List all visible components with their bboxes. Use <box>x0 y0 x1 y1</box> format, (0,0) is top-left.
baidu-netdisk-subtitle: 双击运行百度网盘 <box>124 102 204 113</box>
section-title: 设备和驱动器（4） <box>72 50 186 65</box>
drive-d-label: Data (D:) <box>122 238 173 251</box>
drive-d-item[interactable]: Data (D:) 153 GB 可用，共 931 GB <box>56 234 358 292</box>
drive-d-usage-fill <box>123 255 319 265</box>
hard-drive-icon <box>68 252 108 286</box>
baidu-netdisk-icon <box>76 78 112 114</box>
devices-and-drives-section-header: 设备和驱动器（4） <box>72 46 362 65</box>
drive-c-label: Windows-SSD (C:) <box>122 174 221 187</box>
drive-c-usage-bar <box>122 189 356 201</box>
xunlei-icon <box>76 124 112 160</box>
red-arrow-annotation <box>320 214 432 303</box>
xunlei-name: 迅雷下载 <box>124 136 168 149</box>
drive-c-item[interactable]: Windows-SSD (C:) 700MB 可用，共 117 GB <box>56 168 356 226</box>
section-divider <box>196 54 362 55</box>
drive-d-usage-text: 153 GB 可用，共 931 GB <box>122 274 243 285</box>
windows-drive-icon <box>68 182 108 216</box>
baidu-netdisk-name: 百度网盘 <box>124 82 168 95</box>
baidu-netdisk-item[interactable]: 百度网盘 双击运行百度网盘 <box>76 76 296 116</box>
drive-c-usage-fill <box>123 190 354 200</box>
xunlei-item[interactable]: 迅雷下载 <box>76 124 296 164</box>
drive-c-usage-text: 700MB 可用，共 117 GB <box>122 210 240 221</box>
::::::
> _PROBLEM DETAILS_
Reproduce every line of the records above verbatim, with no changes.

> _COMPLETED EXERCISE_
List all visible components with their bboxes. Use <box>x0 y0 x1 y1</box> format, (0,0) is top-left.
baidu-netdisk-subtitle: 双击运行百度网盘 <box>124 102 204 113</box>
section-title: 设备和驱动器（4） <box>72 50 186 65</box>
drive-d-label: Data (D:) <box>122 238 173 251</box>
drive-d-item[interactable]: Data (D:) 153 GB 可用，共 931 GB <box>56 234 358 292</box>
drive-d-usage-fill <box>123 255 319 265</box>
hard-drive-icon <box>68 252 108 286</box>
baidu-netdisk-icon <box>76 78 112 114</box>
devices-and-drives-section-header: 设备和驱动器（4） <box>72 46 362 65</box>
drive-c-label: Windows-SSD (C:) <box>122 174 221 187</box>
drive-c-usage-bar <box>122 189 356 201</box>
xunlei-icon <box>76 124 112 160</box>
red-arrow-annotation <box>320 214 432 303</box>
xunlei-name: 迅雷下载 <box>124 136 168 149</box>
drive-c-item[interactable]: Windows-SSD (C:) 700MB 可用，共 117 GB <box>56 168 356 226</box>
section-divider <box>196 54 362 55</box>
drive-d-usage-text: 153 GB 可用，共 931 GB <box>122 274 243 285</box>
windows-drive-icon <box>68 182 108 216</box>
baidu-netdisk-name: 百度网盘 <box>124 82 168 95</box>
baidu-netdisk-item[interactable]: 百度网盘 双击运行百度网盘 <box>76 76 296 116</box>
drive-c-usage-fill <box>123 190 354 200</box>
xunlei-item[interactable]: 迅雷下载 <box>76 124 296 164</box>
drive-c-usage-text: 700MB 可用，共 117 GB <box>122 210 240 221</box>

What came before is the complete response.